__EXERCISE GOAL__
Answer with one number only: the number of lines that include the word "lave".
----
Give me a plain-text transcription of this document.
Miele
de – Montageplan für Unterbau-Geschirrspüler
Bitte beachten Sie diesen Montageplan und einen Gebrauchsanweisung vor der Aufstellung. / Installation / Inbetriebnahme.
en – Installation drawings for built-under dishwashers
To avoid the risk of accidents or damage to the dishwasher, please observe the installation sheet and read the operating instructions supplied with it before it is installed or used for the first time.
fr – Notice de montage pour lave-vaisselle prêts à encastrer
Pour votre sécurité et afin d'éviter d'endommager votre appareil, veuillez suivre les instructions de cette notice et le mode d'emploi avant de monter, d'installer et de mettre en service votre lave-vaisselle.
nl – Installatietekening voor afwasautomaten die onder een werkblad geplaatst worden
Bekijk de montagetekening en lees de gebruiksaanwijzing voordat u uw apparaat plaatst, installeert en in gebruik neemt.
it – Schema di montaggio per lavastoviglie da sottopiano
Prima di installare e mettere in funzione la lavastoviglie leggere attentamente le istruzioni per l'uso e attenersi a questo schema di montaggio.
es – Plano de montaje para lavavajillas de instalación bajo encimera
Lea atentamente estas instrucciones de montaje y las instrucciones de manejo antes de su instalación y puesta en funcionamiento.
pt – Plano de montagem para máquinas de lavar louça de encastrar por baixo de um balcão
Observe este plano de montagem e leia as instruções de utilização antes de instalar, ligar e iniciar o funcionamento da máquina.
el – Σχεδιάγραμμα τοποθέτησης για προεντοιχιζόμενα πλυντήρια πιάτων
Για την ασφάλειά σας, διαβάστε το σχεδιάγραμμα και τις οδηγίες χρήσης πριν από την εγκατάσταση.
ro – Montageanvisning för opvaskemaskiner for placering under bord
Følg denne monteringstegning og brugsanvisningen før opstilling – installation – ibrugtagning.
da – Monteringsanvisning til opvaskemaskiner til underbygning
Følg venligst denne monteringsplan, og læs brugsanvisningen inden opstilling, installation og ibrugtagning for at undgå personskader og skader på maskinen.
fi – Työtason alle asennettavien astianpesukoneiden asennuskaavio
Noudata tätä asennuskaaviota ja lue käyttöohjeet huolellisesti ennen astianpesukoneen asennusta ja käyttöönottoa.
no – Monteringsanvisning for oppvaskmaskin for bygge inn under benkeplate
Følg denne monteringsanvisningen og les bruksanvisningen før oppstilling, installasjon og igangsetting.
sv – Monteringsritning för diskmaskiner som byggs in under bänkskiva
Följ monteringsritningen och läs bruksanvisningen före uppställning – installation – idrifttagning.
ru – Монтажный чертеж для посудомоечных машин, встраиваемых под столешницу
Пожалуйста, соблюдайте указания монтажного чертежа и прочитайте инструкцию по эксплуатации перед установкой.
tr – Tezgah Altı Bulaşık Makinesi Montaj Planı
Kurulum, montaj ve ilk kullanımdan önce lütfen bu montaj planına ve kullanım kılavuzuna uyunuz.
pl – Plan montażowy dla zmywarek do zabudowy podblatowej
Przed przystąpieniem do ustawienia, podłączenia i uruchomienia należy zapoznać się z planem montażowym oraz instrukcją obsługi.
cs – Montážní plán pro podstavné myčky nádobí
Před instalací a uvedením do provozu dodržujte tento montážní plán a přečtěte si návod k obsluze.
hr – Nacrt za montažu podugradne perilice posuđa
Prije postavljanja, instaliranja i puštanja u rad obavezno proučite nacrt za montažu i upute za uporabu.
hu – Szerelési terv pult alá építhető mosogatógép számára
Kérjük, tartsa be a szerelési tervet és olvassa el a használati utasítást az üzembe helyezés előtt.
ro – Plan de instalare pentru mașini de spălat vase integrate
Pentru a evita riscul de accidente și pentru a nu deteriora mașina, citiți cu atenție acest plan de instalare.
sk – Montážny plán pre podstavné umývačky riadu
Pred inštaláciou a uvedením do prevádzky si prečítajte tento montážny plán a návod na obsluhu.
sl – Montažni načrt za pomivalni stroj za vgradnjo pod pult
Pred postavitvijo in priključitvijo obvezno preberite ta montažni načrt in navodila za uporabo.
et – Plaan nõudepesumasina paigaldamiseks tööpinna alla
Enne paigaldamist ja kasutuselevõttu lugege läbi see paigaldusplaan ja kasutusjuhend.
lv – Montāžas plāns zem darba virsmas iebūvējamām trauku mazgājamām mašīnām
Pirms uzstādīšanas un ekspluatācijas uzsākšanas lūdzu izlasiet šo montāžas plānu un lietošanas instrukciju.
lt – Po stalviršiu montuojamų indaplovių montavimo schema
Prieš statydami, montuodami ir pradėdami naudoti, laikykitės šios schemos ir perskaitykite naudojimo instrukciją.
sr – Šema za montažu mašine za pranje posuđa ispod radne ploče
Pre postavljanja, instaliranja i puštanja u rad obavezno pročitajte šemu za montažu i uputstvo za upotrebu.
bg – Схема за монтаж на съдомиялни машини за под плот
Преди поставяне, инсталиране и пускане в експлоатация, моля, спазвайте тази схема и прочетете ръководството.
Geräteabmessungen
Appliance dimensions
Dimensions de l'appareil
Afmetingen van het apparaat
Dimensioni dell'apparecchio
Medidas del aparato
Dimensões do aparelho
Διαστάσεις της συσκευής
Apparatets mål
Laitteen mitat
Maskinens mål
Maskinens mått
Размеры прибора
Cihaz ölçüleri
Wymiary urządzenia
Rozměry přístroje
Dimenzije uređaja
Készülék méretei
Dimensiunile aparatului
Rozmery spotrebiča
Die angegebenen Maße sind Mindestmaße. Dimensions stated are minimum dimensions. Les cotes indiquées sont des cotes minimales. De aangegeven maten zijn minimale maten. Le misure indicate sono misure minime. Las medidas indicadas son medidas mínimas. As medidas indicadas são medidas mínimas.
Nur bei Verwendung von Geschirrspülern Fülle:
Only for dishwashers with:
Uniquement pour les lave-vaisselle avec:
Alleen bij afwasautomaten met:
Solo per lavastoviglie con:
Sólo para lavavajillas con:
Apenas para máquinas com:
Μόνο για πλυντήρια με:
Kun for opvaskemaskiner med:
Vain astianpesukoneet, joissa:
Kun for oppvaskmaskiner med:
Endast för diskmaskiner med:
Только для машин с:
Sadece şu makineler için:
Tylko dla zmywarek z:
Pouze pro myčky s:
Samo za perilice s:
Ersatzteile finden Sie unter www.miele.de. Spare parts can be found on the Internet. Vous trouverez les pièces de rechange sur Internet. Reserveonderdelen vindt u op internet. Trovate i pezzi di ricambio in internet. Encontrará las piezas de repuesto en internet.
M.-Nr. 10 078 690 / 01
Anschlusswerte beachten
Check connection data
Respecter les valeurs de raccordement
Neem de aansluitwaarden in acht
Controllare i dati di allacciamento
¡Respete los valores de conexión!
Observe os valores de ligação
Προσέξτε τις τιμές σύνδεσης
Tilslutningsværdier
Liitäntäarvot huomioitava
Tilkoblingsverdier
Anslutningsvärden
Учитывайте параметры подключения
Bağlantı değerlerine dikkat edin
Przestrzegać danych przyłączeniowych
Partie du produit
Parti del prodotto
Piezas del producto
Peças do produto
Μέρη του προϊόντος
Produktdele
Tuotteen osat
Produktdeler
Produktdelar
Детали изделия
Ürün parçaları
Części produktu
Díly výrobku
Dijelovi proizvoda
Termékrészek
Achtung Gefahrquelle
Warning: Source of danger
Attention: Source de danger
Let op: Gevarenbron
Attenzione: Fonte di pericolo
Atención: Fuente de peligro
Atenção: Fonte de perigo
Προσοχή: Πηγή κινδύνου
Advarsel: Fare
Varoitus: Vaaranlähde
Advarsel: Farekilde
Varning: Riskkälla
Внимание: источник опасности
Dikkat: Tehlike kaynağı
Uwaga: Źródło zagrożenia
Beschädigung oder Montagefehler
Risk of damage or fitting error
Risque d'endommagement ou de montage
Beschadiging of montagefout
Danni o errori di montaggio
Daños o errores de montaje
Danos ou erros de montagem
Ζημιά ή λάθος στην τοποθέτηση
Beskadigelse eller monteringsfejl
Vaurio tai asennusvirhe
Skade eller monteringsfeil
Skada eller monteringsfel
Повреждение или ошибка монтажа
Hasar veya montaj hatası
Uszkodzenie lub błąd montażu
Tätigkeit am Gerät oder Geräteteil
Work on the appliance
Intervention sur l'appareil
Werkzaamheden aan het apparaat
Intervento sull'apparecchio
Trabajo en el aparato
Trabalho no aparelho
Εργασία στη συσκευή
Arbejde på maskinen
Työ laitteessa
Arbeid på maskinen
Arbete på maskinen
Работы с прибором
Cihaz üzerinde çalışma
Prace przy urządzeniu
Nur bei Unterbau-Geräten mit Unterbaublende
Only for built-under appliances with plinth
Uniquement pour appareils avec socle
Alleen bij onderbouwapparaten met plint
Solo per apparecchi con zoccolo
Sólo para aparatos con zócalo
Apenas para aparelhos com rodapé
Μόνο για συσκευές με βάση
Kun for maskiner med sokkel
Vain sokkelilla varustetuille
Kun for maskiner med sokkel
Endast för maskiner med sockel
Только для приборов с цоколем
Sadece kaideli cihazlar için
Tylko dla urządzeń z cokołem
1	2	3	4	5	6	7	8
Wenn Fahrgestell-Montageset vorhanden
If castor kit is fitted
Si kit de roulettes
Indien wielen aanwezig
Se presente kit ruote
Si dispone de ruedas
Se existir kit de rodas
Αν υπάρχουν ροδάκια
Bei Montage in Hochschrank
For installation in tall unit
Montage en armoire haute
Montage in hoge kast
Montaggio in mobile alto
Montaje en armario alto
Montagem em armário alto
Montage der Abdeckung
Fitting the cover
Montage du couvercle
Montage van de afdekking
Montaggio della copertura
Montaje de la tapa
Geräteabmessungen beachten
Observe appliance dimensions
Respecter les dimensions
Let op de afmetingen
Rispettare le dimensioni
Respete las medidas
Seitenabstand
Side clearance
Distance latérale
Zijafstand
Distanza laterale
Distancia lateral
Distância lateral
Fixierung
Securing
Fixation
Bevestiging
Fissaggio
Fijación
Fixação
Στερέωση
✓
----
__RESULT__
3